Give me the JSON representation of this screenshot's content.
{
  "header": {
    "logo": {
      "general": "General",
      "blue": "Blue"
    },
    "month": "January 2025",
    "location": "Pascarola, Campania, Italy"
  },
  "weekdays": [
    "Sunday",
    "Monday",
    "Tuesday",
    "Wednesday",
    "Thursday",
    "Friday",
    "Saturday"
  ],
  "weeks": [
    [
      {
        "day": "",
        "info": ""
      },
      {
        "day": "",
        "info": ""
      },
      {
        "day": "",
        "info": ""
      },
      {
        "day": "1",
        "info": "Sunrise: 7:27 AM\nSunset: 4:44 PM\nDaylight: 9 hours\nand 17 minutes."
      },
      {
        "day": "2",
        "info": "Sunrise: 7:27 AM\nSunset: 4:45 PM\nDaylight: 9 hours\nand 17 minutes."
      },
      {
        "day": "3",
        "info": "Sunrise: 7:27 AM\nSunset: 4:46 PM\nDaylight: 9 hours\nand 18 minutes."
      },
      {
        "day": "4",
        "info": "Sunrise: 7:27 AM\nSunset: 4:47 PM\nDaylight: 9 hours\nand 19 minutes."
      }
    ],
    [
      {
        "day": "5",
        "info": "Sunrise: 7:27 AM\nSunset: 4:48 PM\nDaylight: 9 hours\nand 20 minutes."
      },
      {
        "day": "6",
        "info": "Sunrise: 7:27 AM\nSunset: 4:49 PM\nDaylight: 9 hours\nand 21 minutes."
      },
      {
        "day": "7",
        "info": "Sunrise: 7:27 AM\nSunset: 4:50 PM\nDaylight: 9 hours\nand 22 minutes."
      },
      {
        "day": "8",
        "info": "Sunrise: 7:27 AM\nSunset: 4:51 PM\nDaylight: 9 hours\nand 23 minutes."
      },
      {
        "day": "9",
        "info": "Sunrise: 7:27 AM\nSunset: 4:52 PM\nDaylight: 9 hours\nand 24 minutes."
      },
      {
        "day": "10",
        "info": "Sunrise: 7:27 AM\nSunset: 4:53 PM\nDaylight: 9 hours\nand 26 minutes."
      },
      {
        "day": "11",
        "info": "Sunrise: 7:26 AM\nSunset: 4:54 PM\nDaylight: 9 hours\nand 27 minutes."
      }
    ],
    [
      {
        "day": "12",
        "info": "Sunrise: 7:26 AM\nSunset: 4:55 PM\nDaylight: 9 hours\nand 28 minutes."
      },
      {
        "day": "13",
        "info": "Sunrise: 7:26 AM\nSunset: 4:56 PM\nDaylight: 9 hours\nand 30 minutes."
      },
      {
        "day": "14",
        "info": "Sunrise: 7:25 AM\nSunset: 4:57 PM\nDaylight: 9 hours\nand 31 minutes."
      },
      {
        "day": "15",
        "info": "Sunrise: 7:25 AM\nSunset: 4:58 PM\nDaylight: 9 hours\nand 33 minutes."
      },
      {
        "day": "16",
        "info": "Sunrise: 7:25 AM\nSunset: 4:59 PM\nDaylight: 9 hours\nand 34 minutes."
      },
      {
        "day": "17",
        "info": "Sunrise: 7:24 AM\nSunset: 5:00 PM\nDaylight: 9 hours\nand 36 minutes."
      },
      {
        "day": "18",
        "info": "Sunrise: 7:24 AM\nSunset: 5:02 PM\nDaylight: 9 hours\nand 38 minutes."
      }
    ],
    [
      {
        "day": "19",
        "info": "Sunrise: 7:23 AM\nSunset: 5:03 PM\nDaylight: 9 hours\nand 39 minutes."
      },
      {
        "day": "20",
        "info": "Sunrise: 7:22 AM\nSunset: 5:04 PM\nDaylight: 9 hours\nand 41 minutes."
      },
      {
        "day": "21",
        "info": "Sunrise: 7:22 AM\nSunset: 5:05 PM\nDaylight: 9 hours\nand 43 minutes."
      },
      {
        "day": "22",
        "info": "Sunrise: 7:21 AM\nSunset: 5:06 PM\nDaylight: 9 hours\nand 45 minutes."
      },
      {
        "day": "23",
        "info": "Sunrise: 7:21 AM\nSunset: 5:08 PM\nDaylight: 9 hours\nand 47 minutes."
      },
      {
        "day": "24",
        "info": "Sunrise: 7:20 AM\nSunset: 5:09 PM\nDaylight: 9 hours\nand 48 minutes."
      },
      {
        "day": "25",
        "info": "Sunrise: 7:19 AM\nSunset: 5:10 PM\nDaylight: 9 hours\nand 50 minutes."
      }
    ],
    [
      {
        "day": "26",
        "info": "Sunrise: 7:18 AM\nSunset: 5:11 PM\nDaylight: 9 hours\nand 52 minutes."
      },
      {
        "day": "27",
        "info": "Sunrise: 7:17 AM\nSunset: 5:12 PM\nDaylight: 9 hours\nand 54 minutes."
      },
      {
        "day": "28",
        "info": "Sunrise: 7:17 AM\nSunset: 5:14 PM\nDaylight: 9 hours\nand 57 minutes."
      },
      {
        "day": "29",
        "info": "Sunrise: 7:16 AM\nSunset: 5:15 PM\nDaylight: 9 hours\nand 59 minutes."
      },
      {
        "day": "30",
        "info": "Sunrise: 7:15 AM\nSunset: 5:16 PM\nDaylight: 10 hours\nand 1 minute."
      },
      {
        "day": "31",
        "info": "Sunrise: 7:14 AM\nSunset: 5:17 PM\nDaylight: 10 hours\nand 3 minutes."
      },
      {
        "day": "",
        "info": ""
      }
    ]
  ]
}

◆ Exercise requirements ◆
All of the data must be returned exactly.

◆ Solved exercise ◆
Give me the JSON representation of this screenshot's content.
{
  "header": {
    "logo": {
      "general": "General",
      "blue": "Blue"
    },
    "month": "January 2025",
    "location": "Pascarola, Campania, Italy"
  },
  "weekdays": [
    "Sunday",
    "Monday",
    "Tuesday",
    "Wednesday",
    "Thursday",
    "Friday",
    "Saturday"
  ],
  "weeks": [
    [
      {
        "day": "",
        "info": ""
      },
      {
        "day": "",
        "info": ""
      },
      {
        "day": "",
        "info": ""
      },
      {
        "day": "1",
        "info": "Sunrise: 7:27 AM\nSunset: 4:44 PM\nDaylight: 9 hours\nand 17 minutes."
      },
      {
        "day": "2",
        "info": "Sunrise: 7:27 AM\nSunset: 4:45 PM\nDaylight: 9 hours\nand 17 minutes."
      },
      {
        "day": "3",
        "info": "Sunrise: 7:27 AM\nSunset: 4:46 PM\nDaylight: 9 hours\nand 18 minutes."
      },
      {
        "day": "4",
        "info": "Sunrise: 7:27 AM\nSunset: 4:47 PM\nDaylight: 9 hours\nand 19 minutes."
      }
    ],
    [
      {
        "day": "5",
        "info": "Sunrise: 7:27 AM\nSunset: 4:48 PM\nDaylight: 9 hours\nand 20 minutes."
      },
      {
        "day": "6",
        "info": "Sunrise: 7:27 AM\nSunset: 4:49 PM\nDaylight: 9 hours\nand 21 minutes."
      },
      {
        "day": "7",
        "info": "Sunrise: 7:27 AM\nSunset: 4:50 PM\nDaylight: 9 hours\nand 22 minutes."
      },
      {
        "day": "8",
        "info": "Sunrise: 7:27 AM\nSunset: 4:51 PM\nDaylight: 9 hours\nand 23 minutes."
      },
      {
        "day": "9",
        "info": "Sunrise: 7:27 AM\nSunset: 4:52 PM\nDaylight: 9 hours\nand 24 minutes."
      },
      {
        "day": "10",
        "info": "Sunrise: 7:27 AM\nSunset: 4:53 PM\nDaylight: 9 hours\nand 26 minutes."
      },
      {
        "day": "11",
        "info": "Sunrise: 7:26 AM\nSunset: 4:54 PM\nDaylight: 9 hours\nand 27 minutes."
      }
    ],
    [
      {
        "day": "12",
        "info": "Sunrise: 7:26 AM\nSunset: 4:55 PM\nDaylight: 9 hours\nand 28 minutes."
      },
      {
        "day": "13",
        "info": "Sunrise: 7:26 AM\nSunset: 4:56 PM\nDaylight: 9 hours\nand 30 minutes."
      },
      {
        "day": "14",
        "info": "Sunrise: 7:25 AM\nSunset: 4:57 PM\nDaylight: 9 hours\nand 31 minutes."
      },
      {
        "day": "15",
        "info": "Sunrise: 7:25 AM\nSunset: 4:58 PM\nDaylight: 9 hours\nand 33 minutes."
      },
      {
        "day": "16",
        "info": "Sunrise: 7:25 AM\nSunset: 4:59 PM\nDaylight: 9 hours\nand 34 minutes."
      },
      {
        "day": "17",
        "info": "Sunrise: 7:24 AM\nSunset: 5:00 PM\nDaylight: 9 hours\nand 36 minutes."
      },
      {
        "day": "18",
        "info": "Sunrise: 7:24 AM\nSunset: 5:02 PM\nDaylight: 9 hours\nand 38 minutes."
      }
    ],
    [
      {
        "day": "19",
        "info": "Sunrise: 7:23 AM\nSunset: 5:03 PM\nDaylight: 9 hours\nand 39 minutes."
      },
      {
        "day": "20",
        "info": "Sunrise: 7:22 AM\nSunset: 5:04 PM\nDaylight: 9 hours\nand 41 minutes."
      },
      {
        "day": "21",
        "info": "Sunrise: 7:22 AM\nSunset: 5:05 PM\nDaylight: 9 hours\nand 43 minutes."
      },
      {
        "day": "22",
        "info": "Sunrise: 7:21 AM\nSunset: 5:06 PM\nDaylight: 9 hours\nand 45 minutes."
      },
      {
        "day": "23",
        "info": "Sunrise: 7:21 AM\nSunset: 5:08 PM\nDaylight: 9 hours\nand 47 minutes."
      },
      {
        "day": "24",
        "info": "Sunrise: 7:20 AM\nSunset: 5:09 PM\nDaylight: 9 hours\nand 48 minutes."
      },
      {
        "day": "25",
        "info": "Sunrise: 7:19 AM\nSunset: 5:10 PM\nDaylight: 9 hours\nand 50 minutes."
      }
    ],
    [
      {
        "day": "26",
        "info": "Sunrise: 7:18 AM\nSunset: 5:11 PM\nDaylight: 9 hours\nand 52 minutes."
      },
      {
        "day": "27",
        "info": "Sunrise: 7:17 AM\nSunset: 5:12 PM\nDaylight: 9 hours\nand 54 minutes."
      },
      {
        "day": "28",
        "info": "Sunrise: 7:17 AM\nSunset: 5:14 PM\nDaylight: 9 hours\nand 57 minutes."
      },
      {
        "day": "29",
        "info": "Sunrise: 7:16 AM\nSunset: 5:15 PM\nDaylight: 9 hours\nand 59 minutes."
      },
      {
        "day": "30",
        "info": "Sunrise: 7:15 AM\nSunset: 5:16 PM\nDaylight: 10 hours\nand 1 minute."
      },
      {
        "day": "31",
        "info": "Sunrise: 7:14 AM\nSunset: 5:17 PM\nDaylight: 10 hours\nand 3 minutes."
      },
      {
        "day": "",
        "info": ""
      }
    ]
  ]
}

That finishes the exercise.